### DATASET EXTRACT
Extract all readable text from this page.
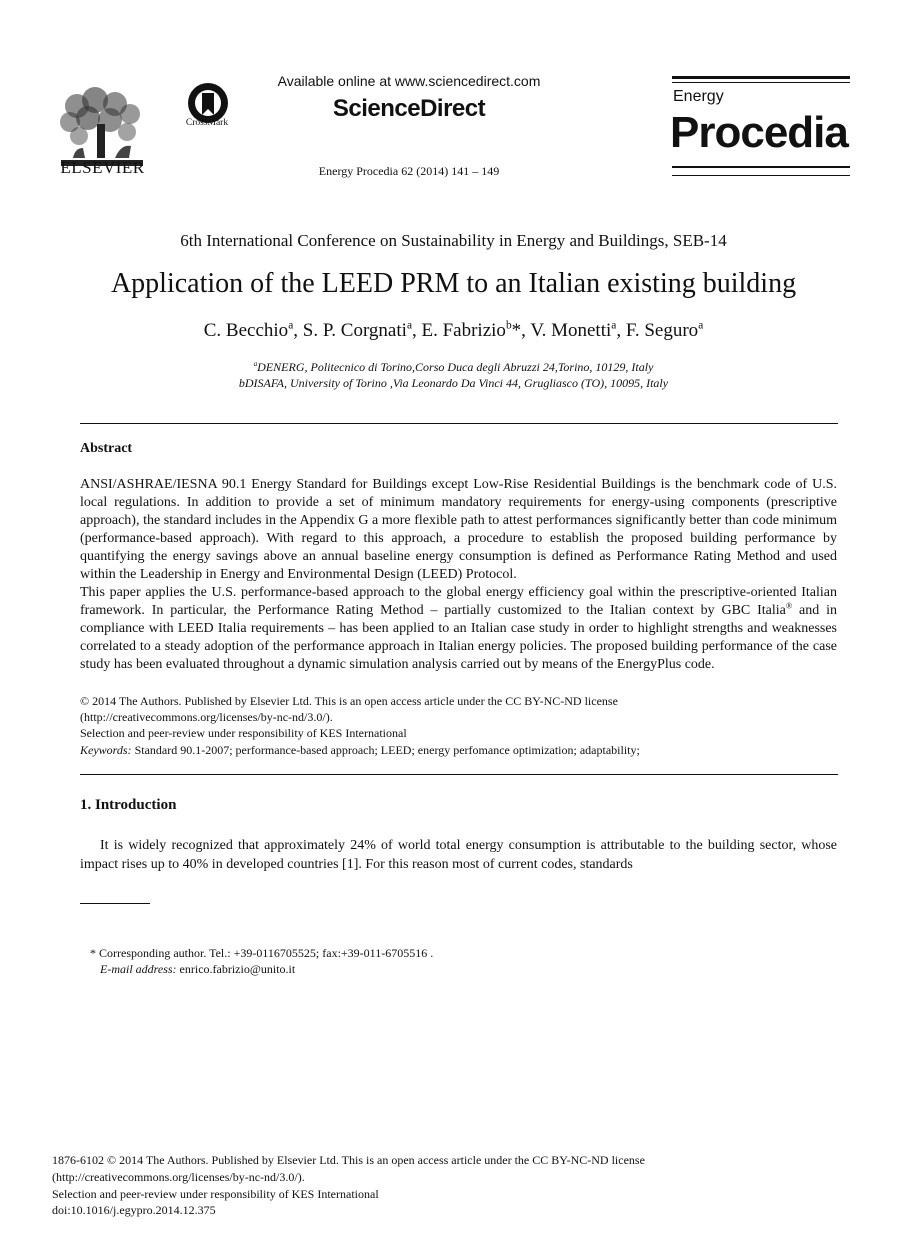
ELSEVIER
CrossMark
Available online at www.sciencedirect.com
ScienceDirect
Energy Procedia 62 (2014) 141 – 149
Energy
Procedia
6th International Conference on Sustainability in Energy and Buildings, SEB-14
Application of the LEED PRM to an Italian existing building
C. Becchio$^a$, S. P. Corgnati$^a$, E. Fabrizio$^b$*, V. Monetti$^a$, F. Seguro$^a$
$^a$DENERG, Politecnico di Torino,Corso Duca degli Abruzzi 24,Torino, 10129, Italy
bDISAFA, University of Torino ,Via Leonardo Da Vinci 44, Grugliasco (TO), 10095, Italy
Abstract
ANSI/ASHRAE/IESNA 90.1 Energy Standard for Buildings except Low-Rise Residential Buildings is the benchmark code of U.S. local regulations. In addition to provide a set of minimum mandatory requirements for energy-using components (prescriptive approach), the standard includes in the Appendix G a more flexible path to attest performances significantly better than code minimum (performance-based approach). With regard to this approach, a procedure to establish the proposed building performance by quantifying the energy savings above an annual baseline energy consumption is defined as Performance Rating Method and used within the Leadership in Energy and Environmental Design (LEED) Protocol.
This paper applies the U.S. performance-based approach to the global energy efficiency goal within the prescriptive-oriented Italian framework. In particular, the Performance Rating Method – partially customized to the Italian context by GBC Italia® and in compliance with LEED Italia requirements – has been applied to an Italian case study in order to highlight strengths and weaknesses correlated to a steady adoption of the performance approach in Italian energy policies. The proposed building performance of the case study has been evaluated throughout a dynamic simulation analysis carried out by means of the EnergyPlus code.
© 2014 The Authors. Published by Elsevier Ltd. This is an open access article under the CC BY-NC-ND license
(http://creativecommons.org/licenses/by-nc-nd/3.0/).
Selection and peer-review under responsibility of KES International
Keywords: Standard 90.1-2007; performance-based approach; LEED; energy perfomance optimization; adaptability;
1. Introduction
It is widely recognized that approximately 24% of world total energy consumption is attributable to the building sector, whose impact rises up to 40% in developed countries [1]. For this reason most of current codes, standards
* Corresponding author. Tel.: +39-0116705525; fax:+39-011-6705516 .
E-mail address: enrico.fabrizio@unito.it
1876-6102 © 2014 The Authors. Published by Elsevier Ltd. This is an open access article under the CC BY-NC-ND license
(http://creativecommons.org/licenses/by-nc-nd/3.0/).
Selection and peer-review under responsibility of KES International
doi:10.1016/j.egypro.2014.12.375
######
▶ [REQUIRED WORK]:
Transcribe the material exactly, keeping every word and none of the pictures.

▶ [WORKED ANSWER]:
Extract all readable text from this page.
ELSEVIER
CrossMark
Available online at www.sciencedirect.com
ScienceDirect
Energy Procedia 62 (2014) 141 – 149
Energy
Procedia
6th International Conference on Sustainability in Energy and Buildings, SEB-14
Application of the LEED PRM to an Italian existing building
C. Becchio$^a$, S. P. Corgnati$^a$, E. Fabrizio$^b$*, V. Monetti$^a$, F. Seguro$^a$
$^a$DENERG, Politecnico di Torino,Corso Duca degli Abruzzi 24,Torino, 10129, Italy
bDISAFA, University of Torino ,Via Leonardo Da Vinci 44, Grugliasco (TO), 10095, Italy
Abstract
ANSI/ASHRAE/IESNA 90.1 Energy Standard for Buildings except Low-Rise Residential Buildings is the benchmark code of U.S. local regulations. In addition to provide a set of minimum mandatory requirements for energy-using components (prescriptive approach), the standard includes in the Appendix G a more flexible path to attest performances significantly better than code minimum (performance-based approach). With regard to this approach, a procedure to establish the proposed building performance by quantifying the energy savings above an annual baseline energy consumption is defined as Performance Rating Method and used within the Leadership in Energy and Environmental Design (LEED) Protocol.
This paper applies the U.S. performance-based approach to the global energy efficiency goal within the prescriptive-oriented Italian framework. In particular, the Performance Rating Method – partially customized to the Italian context by GBC Italia® and in compliance with LEED Italia requirements – has been applied to an Italian case study in order to highlight strengths and weaknesses correlated to a steady adoption of the performance approach in Italian energy policies. The proposed building performance of the case study has been evaluated throughout a dynamic simulation analysis carried out by means of the EnergyPlus code.
© 2014 The Authors. Published by Elsevier Ltd. This is an open access article under the CC BY-NC-ND license
(http://creativecommons.org/licenses/by-nc-nd/3.0/).
Selection and peer-review under responsibility of KES International
Keywords: Standard 90.1-2007; performance-based approach; LEED; energy perfomance optimization; adaptability;
1. Introduction
It is widely recognized that approximately 24% of world total energy consumption is attributable to the building sector, whose impact rises up to 40% in developed countries [1]. For this reason most of current codes, standards
* Corresponding author. Tel.: +39-0116705525; fax:+39-011-6705516 .
E-mail address: enrico.fabrizio@unito.it
1876-6102 © 2014 The Authors. Published by Elsevier Ltd. This is an open access article under the CC BY-NC-ND license
(http://creativecommons.org/licenses/by-nc-nd/3.0/).
Selection and peer-review under responsibility of KES International
doi:10.1016/j.egypro.2014.12.375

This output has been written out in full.